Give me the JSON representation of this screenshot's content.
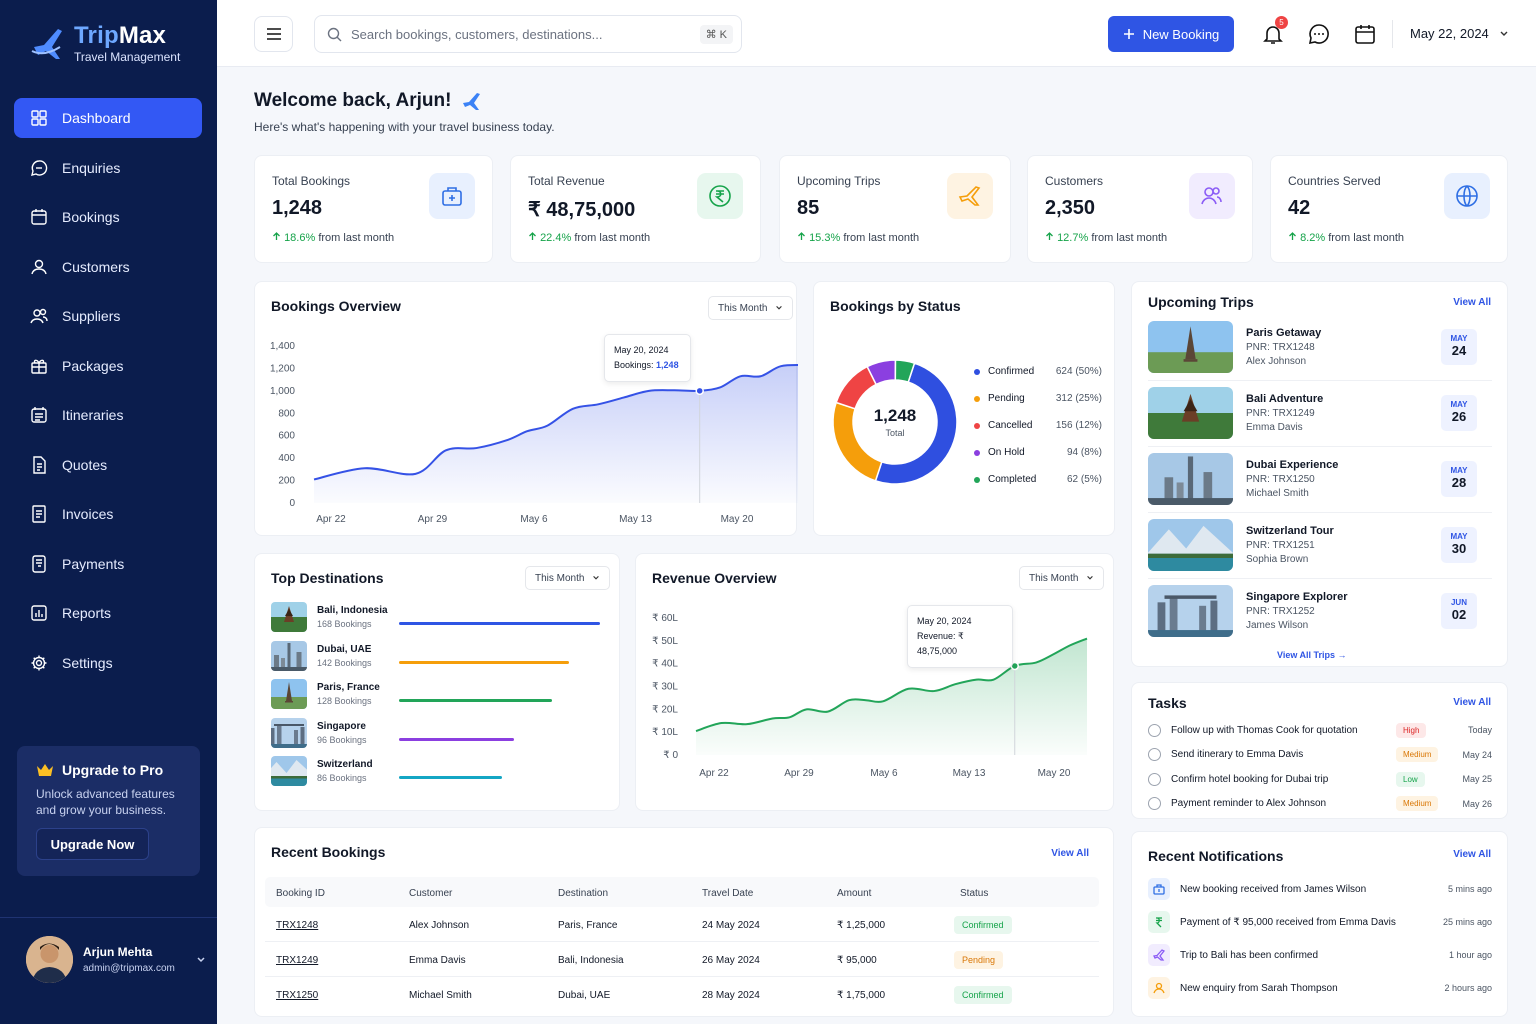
{
  "brand": {
    "name_a": "Trip",
    "name_b": "Max",
    "subtitle": "Travel Management"
  },
  "nav": [
    {
      "label": "Dashboard",
      "icon": "grid-icon",
      "active": true
    },
    {
      "label": "Enquiries",
      "icon": "chat-icon"
    },
    {
      "label": "Bookings",
      "icon": "calendar-icon"
    },
    {
      "label": "Customers",
      "icon": "user-icon"
    },
    {
      "label": "Suppliers",
      "icon": "users-icon"
    },
    {
      "label": "Packages",
      "icon": "gift-icon"
    },
    {
      "label": "Itineraries",
      "icon": "calendar-list-icon"
    },
    {
      "label": "Quotes",
      "icon": "document-icon"
    },
    {
      "label": "Invoices",
      "icon": "invoice-icon"
    },
    {
      "label": "Payments",
      "icon": "payment-icon"
    },
    {
      "label": "Reports",
      "icon": "report-icon"
    },
    {
      "label": "Settings",
      "icon": "gear-icon"
    }
  ],
  "upgrade": {
    "title": "Upgrade to Pro",
    "desc": "Unlock advanced features and grow your business.",
    "button": "Upgrade Now"
  },
  "user": {
    "name": "Arjun Mehta",
    "email": "admin@tripmax.com"
  },
  "topbar": {
    "search_placeholder": "Search bookings, customers, destinations...",
    "shortcut": "⌘ K",
    "new_booking": "New Booking",
    "notif_count": "5",
    "date": "May 22, 2024"
  },
  "welcome": {
    "title": "Welcome back, Arjun!",
    "subtitle": "Here's what's happening with your travel business today."
  },
  "stats": [
    {
      "label": "Total Bookings",
      "value": "1,248",
      "change": "18.6%",
      "suffix": "from last month",
      "icon": "suitcase-icon",
      "color": "#2f6fe4",
      "bg": "#e8f0fe"
    },
    {
      "label": "Total Revenue",
      "value": "₹ 48,75,000",
      "change": "22.4%",
      "suffix": "from last month",
      "icon": "rupee-icon",
      "color": "#16a34a",
      "bg": "#e7f7ee"
    },
    {
      "label": "Upcoming Trips",
      "value": "85",
      "change": "15.3%",
      "suffix": "from last month",
      "icon": "plane-icon",
      "color": "#f59e0b",
      "bg": "#fef3e2"
    },
    {
      "label": "Customers",
      "value": "2,350",
      "change": "12.7%",
      "suffix": "from last month",
      "icon": "users-icon",
      "color": "#8b5cf6",
      "bg": "#f1ecfe"
    },
    {
      "label": "Countries Served",
      "value": "42",
      "change": "8.2%",
      "suffix": "from last month",
      "icon": "globe-icon",
      "color": "#2f6fe4",
      "bg": "#e8f0fe"
    }
  ],
  "bookings_overview": {
    "title": "Bookings Overview",
    "period": "This Month",
    "tooltip_date": "May 20, 2024",
    "tooltip_label": "Bookings:",
    "tooltip_value": "1,248"
  },
  "status": {
    "title": "Bookings by Status",
    "total": "1,248",
    "total_label": "Total"
  },
  "destinations": {
    "title": "Top Destinations",
    "period": "This Month",
    "items": [
      {
        "name": "Bali, Indonesia",
        "bookings": "168 Bookings",
        "color": "#2f55e4"
      },
      {
        "name": "Dubai, UAE",
        "bookings": "142 Bookings",
        "color": "#f59e0b"
      },
      {
        "name": "Paris, France",
        "bookings": "128 Bookings",
        "color": "#22a559"
      },
      {
        "name": "Singapore",
        "bookings": "96 Bookings",
        "color": "#8b3fe0"
      },
      {
        "name": "Switzerland",
        "bookings": "86 Bookings",
        "color": "#14a6c4"
      }
    ]
  },
  "revenue": {
    "title": "Revenue Overview",
    "period": "This Month",
    "tooltip_date": "May 20, 2024",
    "tooltip_text": "Revenue: ₹ 48,75,000"
  },
  "trips": {
    "title": "Upcoming Trips",
    "view_all": "View All",
    "view_all_trips": "View All Trips",
    "items": [
      {
        "name": "Paris Getaway",
        "pnr": "PNR: TRX1248",
        "customer": "Alex Johnson",
        "month": "MAY",
        "day": "24"
      },
      {
        "name": "Bali Adventure",
        "pnr": "PNR: TRX1249",
        "customer": "Emma Davis",
        "month": "MAY",
        "day": "26"
      },
      {
        "name": "Dubai Experience",
        "pnr": "PNR: TRX1250",
        "customer": "Michael Smith",
        "month": "MAY",
        "day": "28"
      },
      {
        "name": "Switzerland Tour",
        "pnr": "PNR: TRX1251",
        "customer": "Sophia Brown",
        "month": "MAY",
        "day": "30"
      },
      {
        "name": "Singapore Explorer",
        "pnr": "PNR: TRX1252",
        "customer": "James Wilson",
        "month": "JUN",
        "day": "02"
      }
    ]
  },
  "tasks": {
    "title": "Tasks",
    "view_all": "View All",
    "items": [
      {
        "text": "Follow up with Thomas Cook for quotation",
        "priority": "High",
        "due": "Today"
      },
      {
        "text": "Send itinerary to Emma Davis",
        "priority": "Medium",
        "due": "May 24"
      },
      {
        "text": "Confirm hotel booking for Dubai trip",
        "priority": "Low",
        "due": "May 25"
      },
      {
        "text": "Payment reminder to Alex Johnson",
        "priority": "Medium",
        "due": "May 26"
      }
    ]
  },
  "recent": {
    "title": "Recent Bookings",
    "view_all": "View All",
    "headers": [
      "Booking ID",
      "Customer",
      "Destination",
      "Travel Date",
      "Amount",
      "Status"
    ],
    "rows": [
      {
        "id": "TRX1248",
        "customer": "Alex Johnson",
        "destination": "Paris, France",
        "date": "24 May 2024",
        "amount": "₹ 1,25,000",
        "status": "Confirmed"
      },
      {
        "id": "TRX1249",
        "customer": "Emma Davis",
        "destination": "Bali, Indonesia",
        "date": "26 May 2024",
        "amount": "₹ 95,000",
        "status": "Pending"
      },
      {
        "id": "TRX1250",
        "customer": "Michael Smith",
        "destination": "Dubai, UAE",
        "date": "28 May 2024",
        "amount": "₹ 1,75,000",
        "status": "Confirmed"
      }
    ]
  },
  "notifications": {
    "title": "Recent Notifications",
    "view_all": "View All",
    "items": [
      {
        "text": "New booking received from James Wilson",
        "time": "5 mins ago",
        "icon": "suitcase-icon"
      },
      {
        "text": "Payment of ₹ 95,000 received from Emma Davis",
        "time": "25 mins ago",
        "icon": "rupee-icon"
      },
      {
        "text": "Trip to Bali has been confirmed",
        "time": "1 hour ago",
        "icon": "plane-icon"
      },
      {
        "text": "New enquiry from Sarah Thompson",
        "time": "2 hours ago",
        "icon": "user-icon"
      }
    ]
  },
  "chart_data": [
    {
      "type": "area",
      "title": "Bookings Overview",
      "x": [
        "Apr 22",
        "Apr 29",
        "May 6",
        "May 13",
        "May 20"
      ],
      "yticks": [
        "0",
        "200",
        "400",
        "600",
        "800",
        "1,000",
        "1,200",
        "1,400"
      ],
      "ylim": [
        0,
        1400
      ],
      "points": [
        [
          0,
          210
        ],
        [
          0.5,
          310
        ],
        [
          1,
          260
        ],
        [
          1.3,
          470
        ],
        [
          1.6,
          490
        ],
        [
          1.9,
          560
        ],
        [
          2.1,
          640
        ],
        [
          2.3,
          690
        ],
        [
          2.55,
          840
        ],
        [
          2.8,
          880
        ],
        [
          3.05,
          940
        ],
        [
          3.3,
          1000
        ],
        [
          3.55,
          1005
        ],
        [
          3.8,
          1000
        ],
        [
          4.0,
          1030
        ],
        [
          4.2,
          1130
        ],
        [
          4.4,
          1130
        ],
        [
          4.6,
          1220
        ],
        [
          4.85,
          1230
        ]
      ]
    },
    {
      "type": "pie",
      "title": "Bookings by Status",
      "slices": [
        {
          "label": "Confirmed",
          "value": 624,
          "pct": "624 (50%)",
          "color": "#2f4fe0"
        },
        {
          "label": "Pending",
          "value": 312,
          "pct": "312 (25%)",
          "color": "#f59e0b"
        },
        {
          "label": "Cancelled",
          "value": 156,
          "pct": "156 (12%)",
          "color": "#ef4444"
        },
        {
          "label": "On Hold",
          "value": 94,
          "pct": "94 (8%)",
          "color": "#8b3fe0"
        },
        {
          "label": "Completed",
          "value": 62,
          "pct": "62 (5%)",
          "color": "#22a559"
        }
      ]
    },
    {
      "type": "bar",
      "title": "Top Destinations",
      "categories": [
        "Bali, Indonesia",
        "Dubai, UAE",
        "Paris, France",
        "Singapore",
        "Switzerland"
      ],
      "values": [
        168,
        142,
        128,
        96,
        86
      ]
    },
    {
      "type": "area",
      "title": "Revenue Overview",
      "x": [
        "Apr 22",
        "Apr 29",
        "May 6",
        "May 13",
        "May 20"
      ],
      "yticks": [
        "₹ 0",
        "₹ 10L",
        "₹ 20L",
        "₹ 30L",
        "₹ 40L",
        "₹ 50L",
        "₹ 60L"
      ],
      "ylim": [
        0,
        60
      ],
      "points": [
        [
          0,
          10.5
        ],
        [
          0.3,
          14
        ],
        [
          0.6,
          13.5
        ],
        [
          0.9,
          16
        ],
        [
          1.1,
          16.5
        ],
        [
          1.3,
          20
        ],
        [
          1.55,
          19
        ],
        [
          1.8,
          24
        ],
        [
          2.0,
          24
        ],
        [
          2.2,
          23.5
        ],
        [
          2.5,
          29
        ],
        [
          2.8,
          28
        ],
        [
          3.05,
          31
        ],
        [
          3.3,
          33
        ],
        [
          3.5,
          33
        ],
        [
          3.75,
          39
        ],
        [
          4.0,
          40.5
        ],
        [
          4.2,
          44
        ],
        [
          4.4,
          48
        ],
        [
          4.6,
          51
        ]
      ]
    }
  ]
}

● ● ● ●

*WORK TO COMPLETE*. Go through the material line by line. Show each line that contains the string "Emma".

*THE COMPLETED TASK*.
        "customer": "Emma Davis",
        "text": "Send itinerary to Emma Davis",
        "customer": "Emma Davis",
        "text": "Payment of ₹ 95,000 received from Emma Davis",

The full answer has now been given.